What is expected - Quote all of the data below exactly, please.

Source records -
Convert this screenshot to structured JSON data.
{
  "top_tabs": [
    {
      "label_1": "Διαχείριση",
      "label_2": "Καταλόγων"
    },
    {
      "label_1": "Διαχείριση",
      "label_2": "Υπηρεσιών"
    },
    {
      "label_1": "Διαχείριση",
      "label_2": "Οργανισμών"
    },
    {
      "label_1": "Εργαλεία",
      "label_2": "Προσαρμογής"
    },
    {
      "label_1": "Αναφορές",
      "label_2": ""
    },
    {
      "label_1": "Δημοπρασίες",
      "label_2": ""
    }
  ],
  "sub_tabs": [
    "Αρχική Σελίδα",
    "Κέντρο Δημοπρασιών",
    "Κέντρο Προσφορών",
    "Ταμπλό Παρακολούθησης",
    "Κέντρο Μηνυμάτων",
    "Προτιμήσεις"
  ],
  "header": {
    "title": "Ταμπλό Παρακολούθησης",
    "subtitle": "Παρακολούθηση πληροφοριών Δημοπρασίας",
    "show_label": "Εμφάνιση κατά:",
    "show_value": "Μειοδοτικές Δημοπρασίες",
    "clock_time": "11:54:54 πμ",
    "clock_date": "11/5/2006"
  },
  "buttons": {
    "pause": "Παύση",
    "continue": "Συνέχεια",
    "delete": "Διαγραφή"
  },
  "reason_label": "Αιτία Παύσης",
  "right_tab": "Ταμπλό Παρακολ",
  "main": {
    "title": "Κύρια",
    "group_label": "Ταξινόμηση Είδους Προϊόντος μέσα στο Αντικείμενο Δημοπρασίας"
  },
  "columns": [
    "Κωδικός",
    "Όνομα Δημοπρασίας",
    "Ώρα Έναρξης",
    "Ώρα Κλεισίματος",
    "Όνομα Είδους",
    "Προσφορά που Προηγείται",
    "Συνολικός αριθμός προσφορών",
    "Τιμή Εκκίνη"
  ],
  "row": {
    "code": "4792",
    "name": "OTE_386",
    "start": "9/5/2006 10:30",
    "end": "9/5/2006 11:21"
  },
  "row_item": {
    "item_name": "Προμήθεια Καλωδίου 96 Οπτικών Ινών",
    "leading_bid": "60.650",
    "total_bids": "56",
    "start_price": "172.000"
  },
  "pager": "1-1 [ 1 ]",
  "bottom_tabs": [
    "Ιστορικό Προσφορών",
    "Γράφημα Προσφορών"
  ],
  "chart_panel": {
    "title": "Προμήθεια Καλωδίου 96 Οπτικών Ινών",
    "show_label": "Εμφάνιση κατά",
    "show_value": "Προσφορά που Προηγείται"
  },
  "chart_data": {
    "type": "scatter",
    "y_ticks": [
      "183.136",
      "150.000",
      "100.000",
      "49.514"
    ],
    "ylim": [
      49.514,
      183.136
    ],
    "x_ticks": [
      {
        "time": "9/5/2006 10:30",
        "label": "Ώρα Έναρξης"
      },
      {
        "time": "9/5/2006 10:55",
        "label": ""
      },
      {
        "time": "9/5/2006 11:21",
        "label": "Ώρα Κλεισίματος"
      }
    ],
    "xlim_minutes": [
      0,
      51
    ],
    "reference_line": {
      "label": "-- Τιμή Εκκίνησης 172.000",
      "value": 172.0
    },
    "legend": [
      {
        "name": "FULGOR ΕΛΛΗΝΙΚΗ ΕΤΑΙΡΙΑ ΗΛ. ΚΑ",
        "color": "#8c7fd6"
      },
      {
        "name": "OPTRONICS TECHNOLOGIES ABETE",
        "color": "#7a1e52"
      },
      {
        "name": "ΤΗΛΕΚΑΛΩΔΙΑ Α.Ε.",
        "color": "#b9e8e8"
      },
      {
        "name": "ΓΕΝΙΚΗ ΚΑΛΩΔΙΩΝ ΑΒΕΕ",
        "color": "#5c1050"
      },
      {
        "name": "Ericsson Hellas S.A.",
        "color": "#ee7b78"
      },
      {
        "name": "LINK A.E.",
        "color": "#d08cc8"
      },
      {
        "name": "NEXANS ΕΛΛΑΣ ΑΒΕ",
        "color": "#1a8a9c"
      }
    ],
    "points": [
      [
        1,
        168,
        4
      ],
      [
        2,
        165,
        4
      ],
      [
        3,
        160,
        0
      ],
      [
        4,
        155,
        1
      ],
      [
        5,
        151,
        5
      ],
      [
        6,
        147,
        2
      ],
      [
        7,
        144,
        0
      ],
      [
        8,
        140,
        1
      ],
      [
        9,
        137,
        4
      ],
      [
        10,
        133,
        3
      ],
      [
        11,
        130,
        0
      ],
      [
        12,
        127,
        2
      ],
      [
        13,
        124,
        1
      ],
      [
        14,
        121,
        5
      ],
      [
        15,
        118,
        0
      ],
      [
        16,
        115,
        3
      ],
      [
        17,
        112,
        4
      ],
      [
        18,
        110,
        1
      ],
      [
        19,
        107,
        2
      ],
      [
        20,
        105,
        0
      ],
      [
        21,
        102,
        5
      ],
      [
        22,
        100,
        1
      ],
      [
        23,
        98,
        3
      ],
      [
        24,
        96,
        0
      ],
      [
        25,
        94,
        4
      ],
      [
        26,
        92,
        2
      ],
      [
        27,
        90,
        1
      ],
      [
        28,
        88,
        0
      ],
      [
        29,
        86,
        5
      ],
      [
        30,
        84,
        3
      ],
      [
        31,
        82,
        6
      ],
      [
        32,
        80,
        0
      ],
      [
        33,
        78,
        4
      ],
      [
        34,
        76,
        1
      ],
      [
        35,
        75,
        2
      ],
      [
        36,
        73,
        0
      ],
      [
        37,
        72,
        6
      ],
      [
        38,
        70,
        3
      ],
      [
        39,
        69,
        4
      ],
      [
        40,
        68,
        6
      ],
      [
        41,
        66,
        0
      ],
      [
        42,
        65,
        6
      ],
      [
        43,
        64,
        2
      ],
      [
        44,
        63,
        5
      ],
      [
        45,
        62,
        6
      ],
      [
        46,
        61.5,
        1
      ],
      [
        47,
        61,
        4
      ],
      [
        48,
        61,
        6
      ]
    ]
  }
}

Problem solution -
Convert this screenshot to structured JSON data.
{
  "top_tabs": [
    {
      "label_1": "Διαχείριση",
      "label_2": "Καταλόγων"
    },
    {
      "label_1": "Διαχείριση",
      "label_2": "Υπηρεσιών"
    },
    {
      "label_1": "Διαχείριση",
      "label_2": "Οργανισμών"
    },
    {
      "label_1": "Εργαλεία",
      "label_2": "Προσαρμογής"
    },
    {
      "label_1": "Αναφορές",
      "label_2": ""
    },
    {
      "label_1": "Δημοπρασίες",
      "label_2": ""
    }
  ],
  "sub_tabs": [
    "Αρχική Σελίδα",
    "Κέντρο Δημοπρασιών",
    "Κέντρο Προσφορών",
    "Ταμπλό Παρακολούθησης",
    "Κέντρο Μηνυμάτων",
    "Προτιμήσεις"
  ],
  "header": {
    "title": "Ταμπλό Παρακολούθησης",
    "subtitle": "Παρακολούθηση πληροφοριών Δημοπρασίας",
    "show_label": "Εμφάνιση κατά:",
    "show_value": "Μειοδοτικές Δημοπρασίες",
    "clock_time": "11:54:54 πμ",
    "clock_date": "11/5/2006"
  },
  "buttons": {
    "pause": "Παύση",
    "continue": "Συνέχεια",
    "delete": "Διαγραφή"
  },
  "reason_label": "Αιτία Παύσης",
  "right_tab": "Ταμπλό Παρακολ",
  "main": {
    "title": "Κύρια",
    "group_label": "Ταξινόμηση Είδους Προϊόντος μέσα στο Αντικείμενο Δημοπρασίας"
  },
  "columns": [
    "Κωδικός",
    "Όνομα Δημοπρασίας",
    "Ώρα Έναρξης",
    "Ώρα Κλεισίματος",
    "Όνομα Είδους",
    "Προσφορά που Προηγείται",
    "Συνολικός αριθμός προσφορών",
    "Τιμή Εκκίνη"
  ],
  "row": {
    "code": "4792",
    "name": "OTE_386",
    "start": "9/5/2006 10:30",
    "end": "9/5/2006 11:21"
  },
  "row_item": {
    "item_name": "Προμήθεια Καλωδίου 96 Οπτικών Ινών",
    "leading_bid": "60.650",
    "total_bids": "56",
    "start_price": "172.000"
  },
  "pager": "1-1 [ 1 ]",
  "bottom_tabs": [
    "Ιστορικό Προσφορών",
    "Γράφημα Προσφορών"
  ],
  "chart_panel": {
    "title": "Προμήθεια Καλωδίου 96 Οπτικών Ινών",
    "show_label": "Εμφάνιση κατά",
    "show_value": "Προσφορά που Προηγείται"
  },
  "chart_data": {
    "type": "scatter",
    "y_ticks": [
      "183.136",
      "150.000",
      "100.000",
      "49.514"
    ],
    "ylim": [
      49.514,
      183.136
    ],
    "x_ticks": [
      {
        "time": "9/5/2006 10:30",
        "label": "Ώρα Έναρξης"
      },
      {
        "time": "9/5/2006 10:55",
        "label": ""
      },
      {
        "time": "9/5/2006 11:21",
        "label": "Ώρα Κλεισίματος"
      }
    ],
    "xlim_minutes": [
      0,
      51
    ],
    "reference_line": {
      "label": "-- Τιμή Εκκίνησης 172.000",
      "value": 172.0
    },
    "legend": [
      {
        "name": "FULGOR ΕΛΛΗΝΙΚΗ ΕΤΑΙΡΙΑ ΗΛ. ΚΑ",
        "color": "#8c7fd6"
      },
      {
        "name": "OPTRONICS TECHNOLOGIES ABETE",
        "color": "#7a1e52"
      },
      {
        "name": "ΤΗΛΕΚΑΛΩΔΙΑ Α.Ε.",
        "color": "#b9e8e8"
      },
      {
        "name": "ΓΕΝΙΚΗ ΚΑΛΩΔΙΩΝ ΑΒΕΕ",
        "color": "#5c1050"
      },
      {
        "name": "Ericsson Hellas S.A.",
        "color": "#ee7b78"
      },
      {
        "name": "LINK A.E.",
        "color": "#d08cc8"
      },
      {
        "name": "NEXANS ΕΛΛΑΣ ΑΒΕ",
        "color": "#1a8a9c"
      }
    ],
    "points": [
      [
        1,
        168,
        4
      ],
      [
        2,
        165,
        4
      ],
      [
        3,
        160,
        0
      ],
      [
        4,
        155,
        1
      ],
      [
        5,
        151,
        5
      ],
      [
        6,
        147,
        2
      ],
      [
        7,
        144,
        0
      ],
      [
        8,
        140,
        1
      ],
      [
        9,
        137,
        4
      ],
      [
        10,
        133,
        3
      ],
      [
        11,
        130,
        0
      ],
      [
        12,
        127,
        2
      ],
      [
        13,
        124,
        1
      ],
      [
        14,
        121,
        5
      ],
      [
        15,
        118,
        0
      ],
      [
        16,
        115,
        3
      ],
      [
        17,
        112,
        4
      ],
      [
        18,
        110,
        1
      ],
      [
        19,
        107,
        2
      ],
      [
        20,
        105,
        0
      ],
      [
        21,
        102,
        5
      ],
      [
        22,
        100,
        1
      ],
      [
        23,
        98,
        3
      ],
      [
        24,
        96,
        0
      ],
      [
        25,
        94,
        4
      ],
      [
        26,
        92,
        2
      ],
      [
        27,
        90,
        1
      ],
      [
        28,
        88,
        0
      ],
      [
        29,
        86,
        5
      ],
      [
        30,
        84,
        3
      ],
      [
        31,
        82,
        6
      ],
      [
        32,
        80,
        0
      ],
      [
        33,
        78,
        4
      ],
      [
        34,
        76,
        1
      ],
      [
        35,
        75,
        2
      ],
      [
        36,
        73,
        0
      ],
      [
        37,
        72,
        6
      ],
      [
        38,
        70,
        3
      ],
      [
        39,
        69,
        4
      ],
      [
        40,
        68,
        6
      ],
      [
        41,
        66,
        0
      ],
      [
        42,
        65,
        6
      ],
      [
        43,
        64,
        2
      ],
      [
        44,
        63,
        5
      ],
      [
        45,
        62,
        6
      ],
      [
        46,
        61.5,
        1
      ],
      [
        47,
        61,
        4
      ],
      [
        48,
        61,
        6
      ]
    ]
  }
}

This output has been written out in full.